Entries from a dataset:
****

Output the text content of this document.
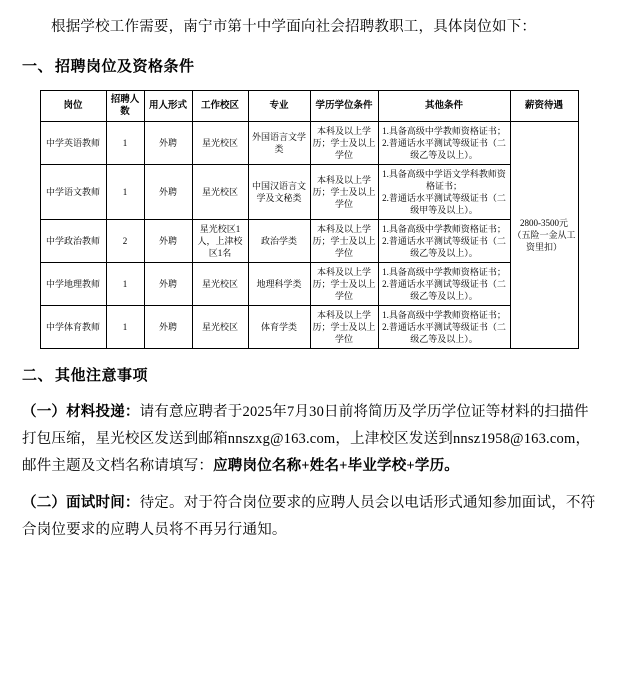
根据学校工作需要，南宁市第十中学面向社会招聘教职工，具体岗位如下：

一、 招聘岗位及资格条件
岗位	招聘人数	用人形式	工作校区	专业	学历学位条件	其他条件	薪资待遇
中学英语教师	1	外聘	星光校区	外国语言文学类	本科及以上学历；学士及以上学位	1.具备高级中学教师资格证书；
2.普通话水平测试等级证书（二级乙等及以上）。	2800-3500元（五险一金从工资里扣）
中学语文教师	1	外聘	星光校区	中国汉语言文学及文秘类	本科及以上学历；学士及以上学位	1.具备高级中学语文学科教师资格证书；
2.普通话水平测试等级证书（二级甲等及以上）。	
中学政治教师	2	外聘	星光校区1人，上津校区1名	政治学类	本科及以上学历；学士及以上学位	1.具备高级中学教师资格证书；
2.普通话水平测试等级证书（二级乙等及以上）。	
中学地理教师	1	外聘	星光校区	地理科学类	本科及以上学历；学士及以上学位	1.具备高级中学教师资格证书；
2.普通话水平测试等级证书（二级乙等及以上）。	
中学体育教师	1	外聘	星光校区	体育学类	本科及以上学历；学士及以上学位	1.具备高级中学教师资格证书；
2.普通话水平测试等级证书（二级乙等及以上）。	
二、 其他注意事项

（一）材料投递：请有意应聘者于2025年7月30日前将简历及学历学位证等材料的扫描件打包压缩，星光校区发送到邮箱nnszxg@163.com，上津校区发送到nnsz1958@163.com，邮件主题及文档名称请填写：应聘岗位名称+姓名+毕业学校+学历。

（二）面试时间：待定。对于符合岗位要求的应聘人员会以电话形式通知参加面试，不符合岗位要求的应聘人员将不再另行通知。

****

▶ **Exercise directions**: Locate all lines in the listing above with the word "本科及以上学历". Copy them.

▶ **Problem solution**:
中学英语教师	1	外聘	星光校区	外国语言文学类	本科及以上学历；学士及以上学位	1.具备高级中学教师资格证书；
中学语文教师	1	外聘	星光校区	中国汉语言文学及文秘类	本科及以上学历；学士及以上学位	1.具备高级中学语文学科教师资格证书；
中学政治教师	2	外聘	星光校区1人，上津校区1名	政治学类	本科及以上学历；学士及以上学位	1.具备高级中学教师资格证书；
中学地理教师	1	外聘	星光校区	地理科学类	本科及以上学历；学士及以上学位	1.具备高级中学教师资格证书；
中学体育教师	1	外聘	星光校区	体育学类	本科及以上学历；学士及以上学位	1.具备高级中学教师资格证书；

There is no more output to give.